Find and copy lines holding "дневных".
──────── PROVIDED DATA ────────
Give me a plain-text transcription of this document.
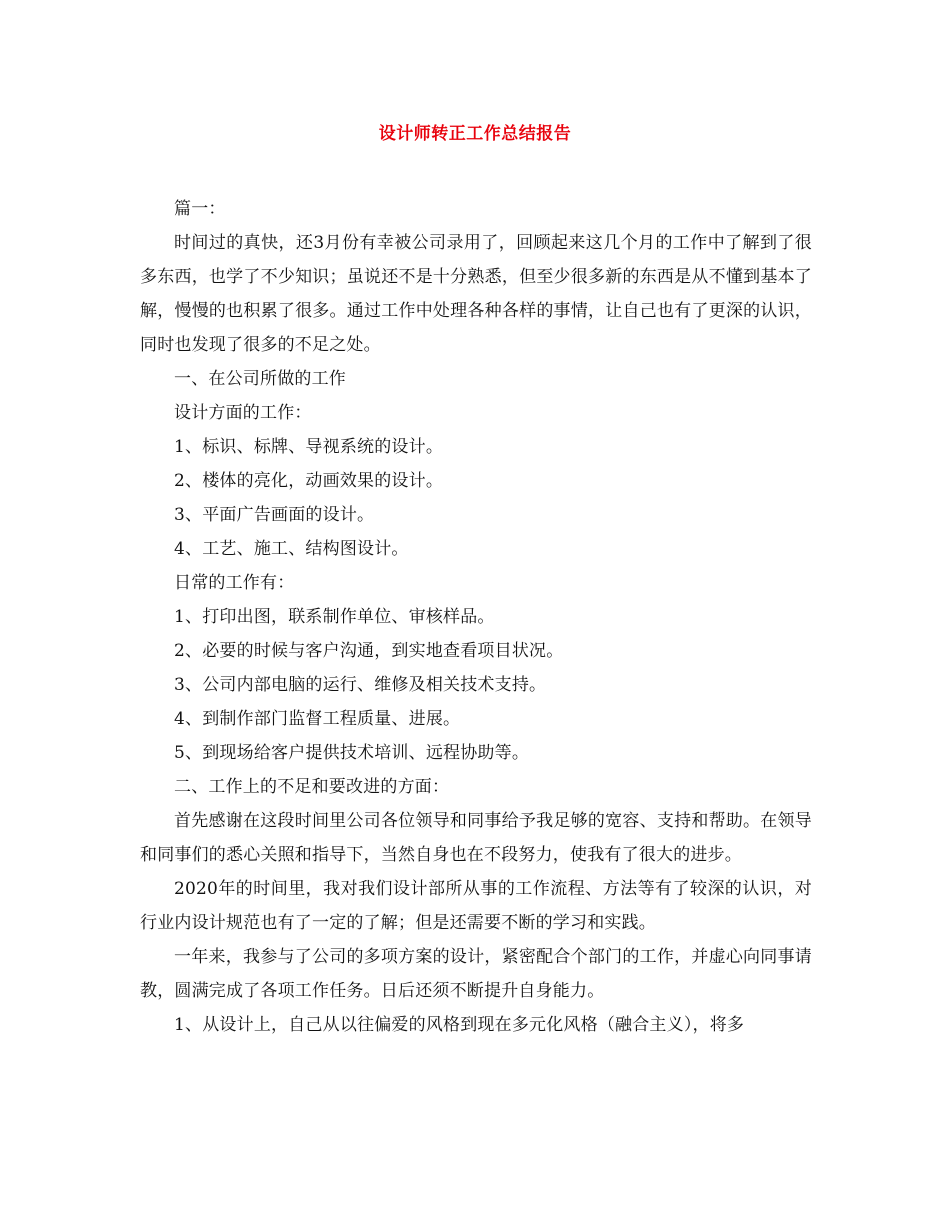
设计师转正工作总结报告

篇一：

时间过的真快，还3月份有幸被公司录用了，回顾起来这几个月的工作中了解到了很多东西，也学了不少知识；虽说还不是十分熟悉，但至少很多新的东西是从不懂到基本了解，慢慢的也积累了很多。通过工作中处理各种各样的事情，让自己也有了更深的认识，同时也发现了很多的不足之处。

一、在公司所做的工作

设计方面的工作：

1、标识、标牌、导视系统的设计。

2、楼体的亮化，动画效果的设计。

3、平面广告画面的设计。

4、工艺、施工、结构图设计。

日常的工作有：

1、打印出图，联系制作单位、审核样品。

2、必要的时候与客户沟通，到实地查看项目状况。

3、公司内部电脑的运行、维修及相关技术支持。

4、到制作部门监督工程质量、进展。

5、到现场给客户提供技术培训、远程协助等。

二、工作上的不足和要改进的方面：

首先感谢在这段时间里公司各位领导和同事给予我足够的宽容、支持和帮助。在领导和同事们的悉心关照和指导下，当然自身也在不段努力，使我有了很大的进步。

2020年的时间里，我对我们设计部所从事的工作流程、方法等有了较深的认识，对行业内设计规范也有了一定的了解；但是还需要不断的学习和实践。

一年来，我参与了公司的多项方案的设计，紧密配合个部门的工作，并虚心向同事请教，圆满完成了各项工作任务。日后还须不断提升自身能力。

1、从设计上，自己从以往偏爱的风格到现在多元化风格（融合主义），将多
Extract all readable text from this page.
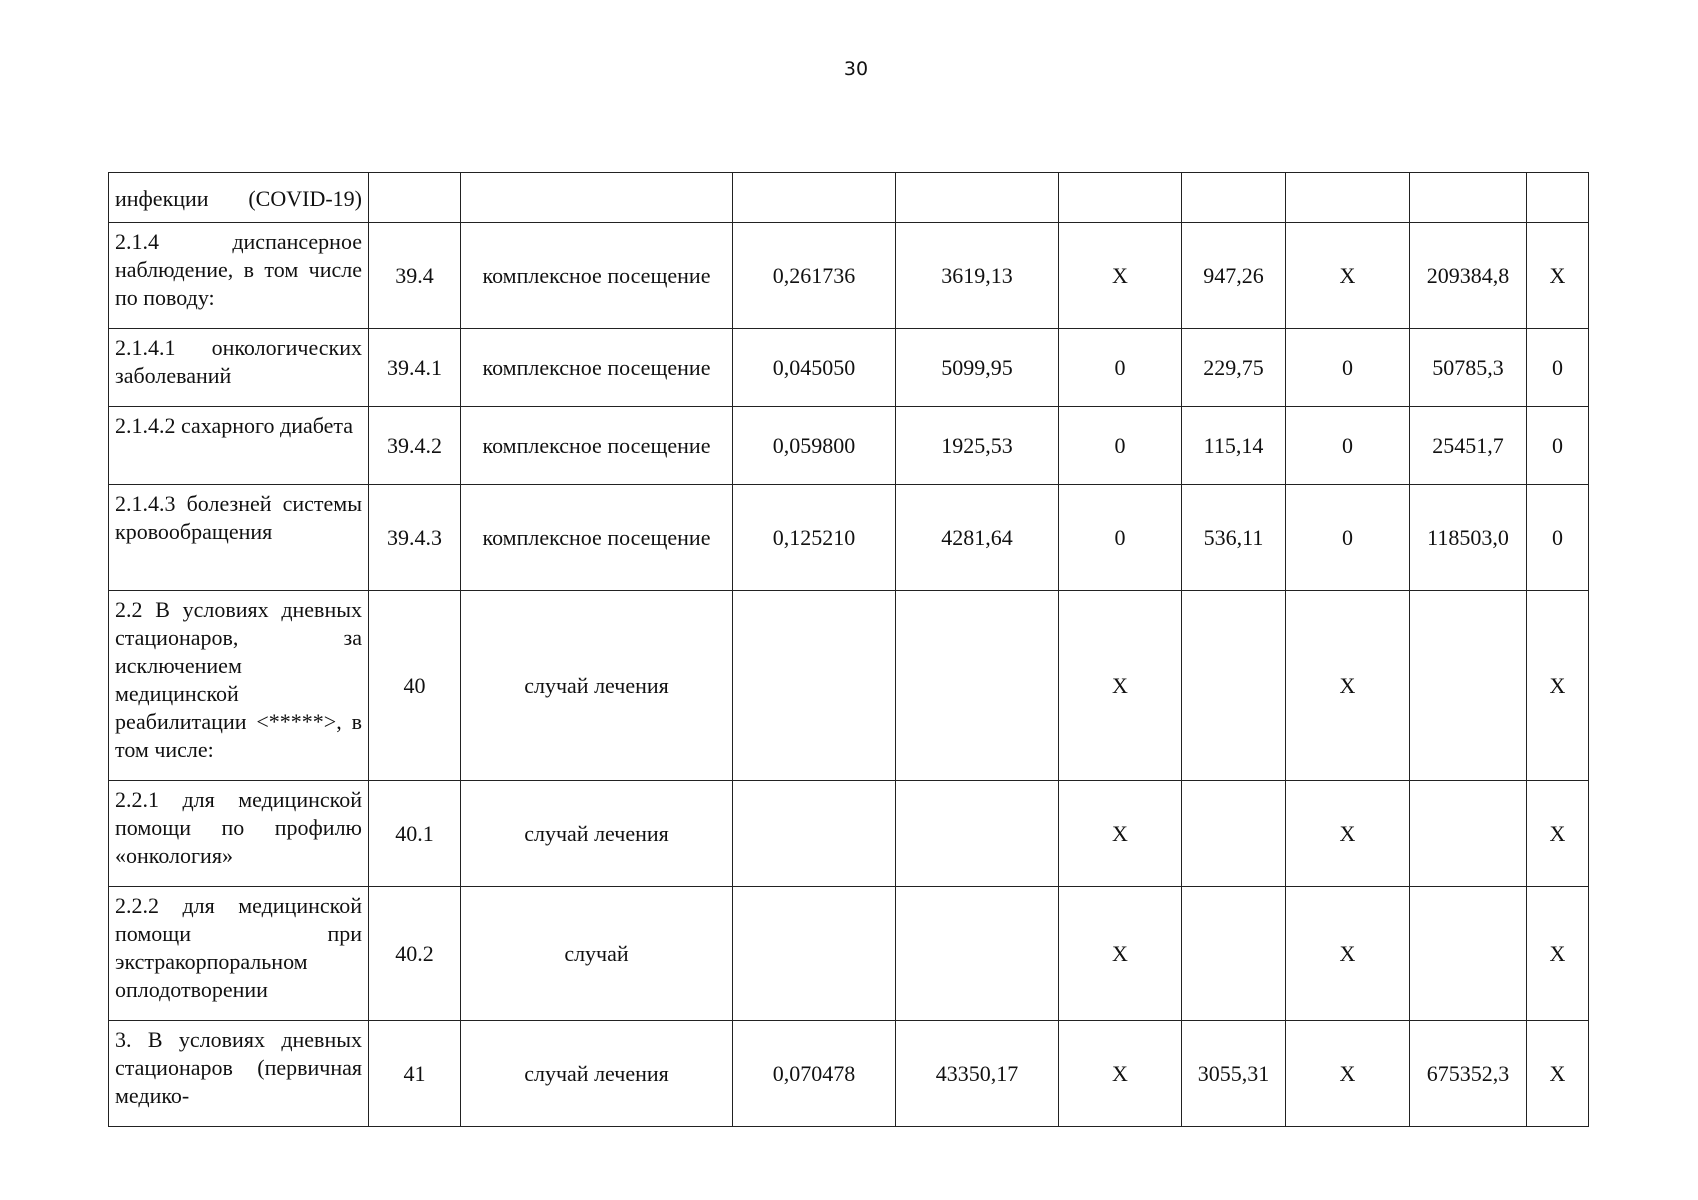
30
инфекции (COVID-19)									
2.1.4 диспансерное наблюдение, в том числе по поводу:	39.4	комплексное посещение	0,261736	3619,13	X	947,26	X	209384,8	X
2.1.4.1 онкологических заболеваний	39.4.1	комплексное посещение	0,045050	5099,95	0	229,75	0	50785,3	0
2.1.4.2 сахарного диабета	39.4.2	комплексное посещение	0,059800	1925,53	0	115,14	0	25451,7	0
2.1.4.3 болезней системы кровообращения	39.4.3	комплексное посещение	0,125210	4281,64	0	536,11	0	118503,0	0
2.2 В условиях дневных стационаров, за исключением медицинской реабилитации <*****>, в том числе:	40	случай лечения			X		X		X
2.2.1 для медицинской помощи по профилю «онкология»	40.1	случай лечения			X		X		X
2.2.2 для медицинской помощи при экстракорпоральном оплодотворении	40.2	случай			X		X		X
3. В условиях дневных стационаров (первичная медико-	41	случай лечения	0,070478	43350,17	X	3055,31	X	675352,3	X
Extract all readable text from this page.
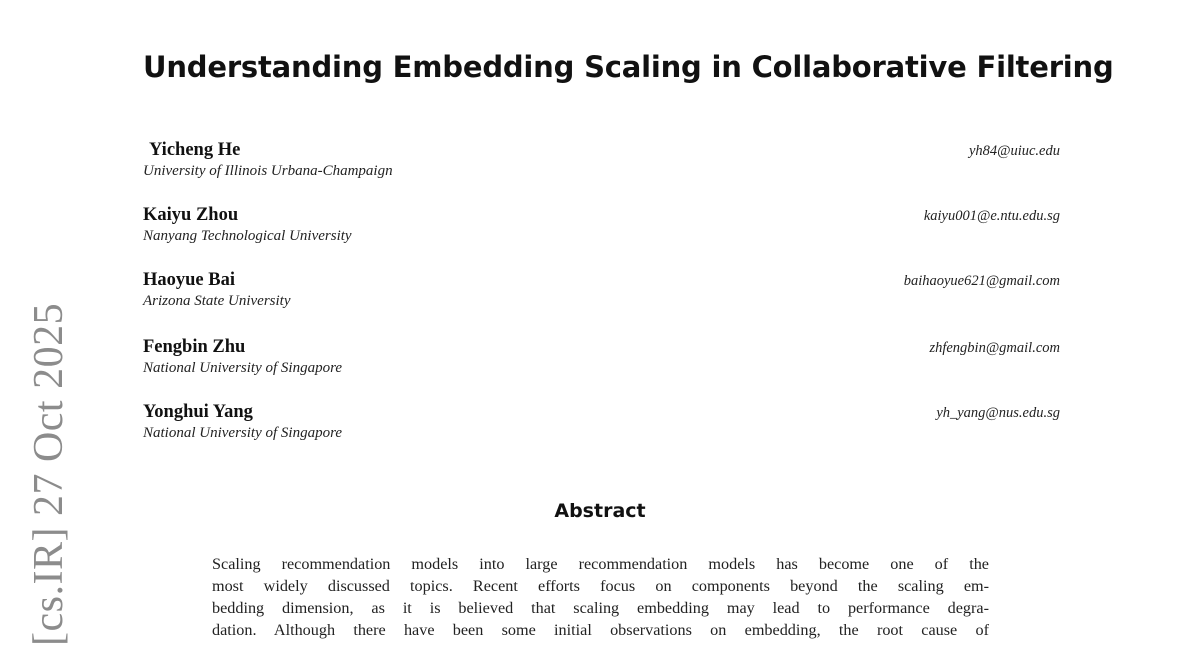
[cs.IR] 27 Oct 2025
Understanding Embedding Scaling in Collaborative Filtering
Yicheng He
University of Illinois Urbana-Champaign
yh84@uiuc.edu
Kaiyu Zhou
Nanyang Technological University
kaiyu001@e.ntu.edu.sg
Haoyue Bai
Arizona State University
baihaoyue621@gmail.com
Fengbin Zhu
National University of Singapore
zhfengbin@gmail.com
Yonghui Yang
National University of Singapore
yh_yang@nus.edu.sg
Abstract
Scaling recommendation models into large recommendation models has become one of the
most widely discussed topics. Recent efforts focus on components beyond the scaling em-
bedding dimension, as it is believed that scaling embedding may lead to performance degra-
dation. Although there have been some initial observations on embedding, the root cause of
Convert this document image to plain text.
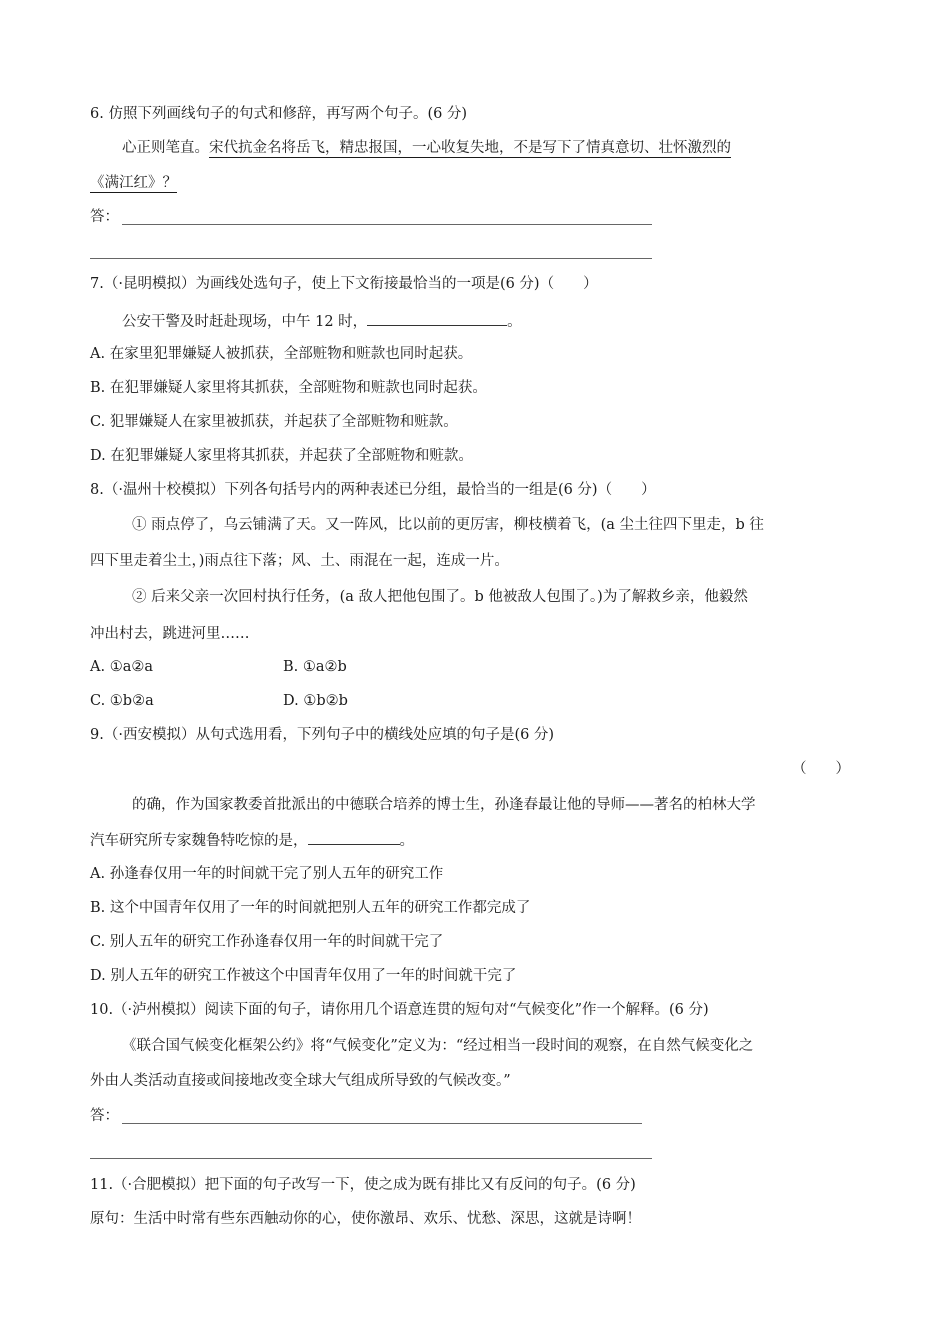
6. 仿照下列画线句子的句式和修辞，再写两个句子。(6 分)
心正则笔直。宋代抗金名将岳飞，精忠报国，一心收复失地，不是写下了情真意切、壮怀激烈的
《满江红》？
答：
7.（·昆明模拟）为画线处选句子，使上下文衔接最恰当的一项是(6 分)（　　）
公安干警及时赶赴现场，中午 12 时，	。
A. 在家里犯罪嫌疑人被抓获，全部赃物和赃款也同时起获。
B. 在犯罪嫌疑人家里将其抓获，全部赃物和赃款也同时起获。
C. 犯罪嫌疑人在家里被抓获，并起获了全部赃物和赃款。
D. 在犯罪嫌疑人家里将其抓获，并起获了全部赃物和赃款。
8.（·温州十校模拟）下列各句括号内的两种表述已分组，最恰当的一组是(6 分)（　　）
① 雨点停了，乌云铺满了天。又一阵风，比以前的更厉害，柳枝横着飞，(a 尘土往四下里走，b 往
四下里走着尘土，)雨点往下落；风、土、雨混在一起，连成一片。
② 后来父亲一次回村执行任务，(a 敌人把他包围了。b 他被敌人包围了。)为了解救乡亲，他毅然
冲出村去，跳进河里……
A. ①a②a	B. ①a②b
C. ①b②a	D. ①b②b
9.（·西安模拟）从句式选用看，下列句子中的横线处应填的句子是(6 分)
（　　）
的确，作为国家教委首批派出的中德联合培养的博士生，孙逢春最让他的导师——著名的柏林大学
汽车研究所专家魏鲁特吃惊的是，	。
A. 孙逢春仅用一年的时间就干完了别人五年的研究工作
B. 这个中国青年仅用了一年的时间就把别人五年的研究工作都完成了
C. 别人五年的研究工作孙逢春仅用一年的时间就干完了
D. 别人五年的研究工作被这个中国青年仅用了一年的时间就干完了
10.（·泸州模拟）阅读下面的句子，请你用几个语意连贯的短句对“气候变化”作一个解释。(6 分)
《联合国气候变化框架公约》将“气候变化”定义为：“经过相当一段时间的观察，在自然气候变化之
外由人类活动直接或间接地改变全球大气组成所导致的气候改变。”
答：
11.（·合肥模拟）把下面的句子改写一下，使之成为既有排比又有反问的句子。(6 分)
原句：生活中时常有些东西触动你的心，使你激昂、欢乐、忧愁、深思，这就是诗啊！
────────
FINAL ANSWER:
2.2 В условиях дневных стационаров, за исключением медицинской реабилитации <*****>, в том числе:	40	случай лечения			X		X		X
3. В условиях дневных стационаров (первичная медико-	41	случай лечения	0,070478	43350,17	X	3055,31	X	675352,3	X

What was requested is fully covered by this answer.